Trecho selecionado:
────
5) Um dos últimos temas da revista Brasileira de Medicina de Família e Comunidade, do qual é editor chefe, foi sobre o PCATool . Qual a importância de utilizar metodologias de avaliação dos serviços e sistemas de saúde?

É importante avaliar os serviços oferecidos à população para que se possa aprimorar e corrigir eventuais distorções que o sistema está causando. Se não se avalia o que se está fazendo e/ou como se está fazendo, quando surgem problemas não se tem a menor ideia de suas causas e/ou recursos podem ser gastos com soluções que não foram fundamentadas em uma avaliação criteriosa dos problemas que o serviço apresentava. O PCATool (Instrumento de avaliação da APS) é um instrumento testado internacionalmente e validado para o contexto do Brasil. Ele avalia os atributos essenciais e derivados da APS tais como, coordenação do cuidado, acesso de primeiro contato, longitudinalidade, etc.  Por vezes gestores desconhecem os fundamentos da APS e podem então utilizar instrumentos inadequados, que priorizam outros atributos, criando ou valorizando aspectos secundários e menos relevantes e relegando aspectos importantes a segundo plano. Recentemente um grupo de pesquisadores brasileiros da UFRGS desenvolveu uma versão reduzida do PCATool, de maior aplicabilidade para os gestores municipais, o que pode estimular estes mesmos gestores a priorizarem áreas que necessitem de investimento baseado nos resultados obtidos por esse instrumento.

 

6) Uma das maiores dificuldades para o fortalecimento da atenção primária no Brasil está na contratação de médicos. A Secretaria Municipal de Saúde do Rio inovou em criar um programa de residência médica em MFC que formará um grande número de novos profissionais para atuar em seu sistema. Como foi a experiência em participar da criação do programa e é esse  o caminho para o preenchimento de vagas?
────
Dados de detecção de layout de documentos:
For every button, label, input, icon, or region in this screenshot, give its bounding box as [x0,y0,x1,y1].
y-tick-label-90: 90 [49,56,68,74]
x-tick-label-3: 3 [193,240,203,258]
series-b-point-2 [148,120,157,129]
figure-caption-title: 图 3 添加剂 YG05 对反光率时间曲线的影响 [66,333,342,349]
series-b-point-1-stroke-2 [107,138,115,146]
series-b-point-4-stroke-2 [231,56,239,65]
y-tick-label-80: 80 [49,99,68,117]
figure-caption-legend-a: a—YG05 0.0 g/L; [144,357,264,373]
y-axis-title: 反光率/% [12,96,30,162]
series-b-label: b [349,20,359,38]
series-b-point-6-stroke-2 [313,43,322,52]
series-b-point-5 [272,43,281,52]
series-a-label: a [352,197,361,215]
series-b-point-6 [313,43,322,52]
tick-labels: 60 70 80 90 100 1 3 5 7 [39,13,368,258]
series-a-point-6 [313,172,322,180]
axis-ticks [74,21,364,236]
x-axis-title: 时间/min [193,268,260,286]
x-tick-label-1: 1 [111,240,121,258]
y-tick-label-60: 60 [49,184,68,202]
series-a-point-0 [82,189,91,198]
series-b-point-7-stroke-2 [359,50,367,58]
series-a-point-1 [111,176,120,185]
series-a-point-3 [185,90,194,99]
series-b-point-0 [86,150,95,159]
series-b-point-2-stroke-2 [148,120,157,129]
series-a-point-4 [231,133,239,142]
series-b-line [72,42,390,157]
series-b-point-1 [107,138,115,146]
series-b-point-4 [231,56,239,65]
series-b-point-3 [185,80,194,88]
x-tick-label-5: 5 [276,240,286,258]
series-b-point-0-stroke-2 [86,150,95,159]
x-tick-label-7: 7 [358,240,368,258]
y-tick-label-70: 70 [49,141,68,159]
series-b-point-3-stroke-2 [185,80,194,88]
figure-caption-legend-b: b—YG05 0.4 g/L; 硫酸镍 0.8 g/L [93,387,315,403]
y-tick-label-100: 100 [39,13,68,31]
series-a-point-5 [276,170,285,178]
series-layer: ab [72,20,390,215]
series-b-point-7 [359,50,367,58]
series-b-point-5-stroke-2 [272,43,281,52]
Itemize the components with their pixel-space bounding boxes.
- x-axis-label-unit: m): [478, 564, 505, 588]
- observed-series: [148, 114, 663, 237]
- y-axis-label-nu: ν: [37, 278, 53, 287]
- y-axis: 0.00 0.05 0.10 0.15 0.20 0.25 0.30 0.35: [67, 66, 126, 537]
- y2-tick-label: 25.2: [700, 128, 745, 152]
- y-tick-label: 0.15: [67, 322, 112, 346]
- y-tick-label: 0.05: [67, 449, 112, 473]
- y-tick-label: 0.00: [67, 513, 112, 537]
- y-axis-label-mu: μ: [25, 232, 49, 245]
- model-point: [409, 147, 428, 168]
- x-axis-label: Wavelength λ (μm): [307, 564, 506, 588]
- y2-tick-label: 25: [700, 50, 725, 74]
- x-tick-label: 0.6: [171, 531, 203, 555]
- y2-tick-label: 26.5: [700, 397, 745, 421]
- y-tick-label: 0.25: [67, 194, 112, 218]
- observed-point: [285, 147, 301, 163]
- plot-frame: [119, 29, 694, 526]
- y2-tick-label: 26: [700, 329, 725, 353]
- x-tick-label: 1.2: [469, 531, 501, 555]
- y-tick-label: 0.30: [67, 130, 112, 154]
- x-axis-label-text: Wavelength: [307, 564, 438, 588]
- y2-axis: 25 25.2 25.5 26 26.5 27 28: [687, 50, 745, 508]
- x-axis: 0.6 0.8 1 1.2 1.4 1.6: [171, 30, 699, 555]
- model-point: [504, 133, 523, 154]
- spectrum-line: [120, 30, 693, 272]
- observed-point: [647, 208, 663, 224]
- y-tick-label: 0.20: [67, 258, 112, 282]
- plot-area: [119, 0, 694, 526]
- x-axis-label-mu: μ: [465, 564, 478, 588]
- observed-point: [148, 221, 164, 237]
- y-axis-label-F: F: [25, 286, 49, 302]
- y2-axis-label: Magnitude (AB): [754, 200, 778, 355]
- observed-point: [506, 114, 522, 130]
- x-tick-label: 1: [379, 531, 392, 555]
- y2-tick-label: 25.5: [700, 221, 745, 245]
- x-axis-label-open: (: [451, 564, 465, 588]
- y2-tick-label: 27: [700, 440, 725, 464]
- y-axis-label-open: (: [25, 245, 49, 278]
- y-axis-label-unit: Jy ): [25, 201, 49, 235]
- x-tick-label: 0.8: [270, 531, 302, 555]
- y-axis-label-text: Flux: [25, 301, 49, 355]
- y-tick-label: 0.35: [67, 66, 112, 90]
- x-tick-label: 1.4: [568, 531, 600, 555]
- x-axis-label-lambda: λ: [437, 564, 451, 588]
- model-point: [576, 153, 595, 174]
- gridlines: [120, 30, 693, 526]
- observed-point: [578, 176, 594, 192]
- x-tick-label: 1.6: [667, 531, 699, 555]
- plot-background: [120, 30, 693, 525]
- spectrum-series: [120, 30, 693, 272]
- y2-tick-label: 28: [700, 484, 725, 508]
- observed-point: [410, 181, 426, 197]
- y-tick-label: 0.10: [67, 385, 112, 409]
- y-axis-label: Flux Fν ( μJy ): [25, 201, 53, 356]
────
Exercício:
Responda às perguntas com base no trecho selecionado:
1. Para qual contexto o PCATool foi validado?
2. Quem desenvolveu uma versão reduzida do PCATool?
3. Que programa a Secretaria Municipal de Saúde do Rio criou?

Espaço de resposta:
1. Para o contexto do Brasil.
2. Um grupo de pesquisadores brasileiros da UFRGS.
3. Um programa de residência médica em MFC.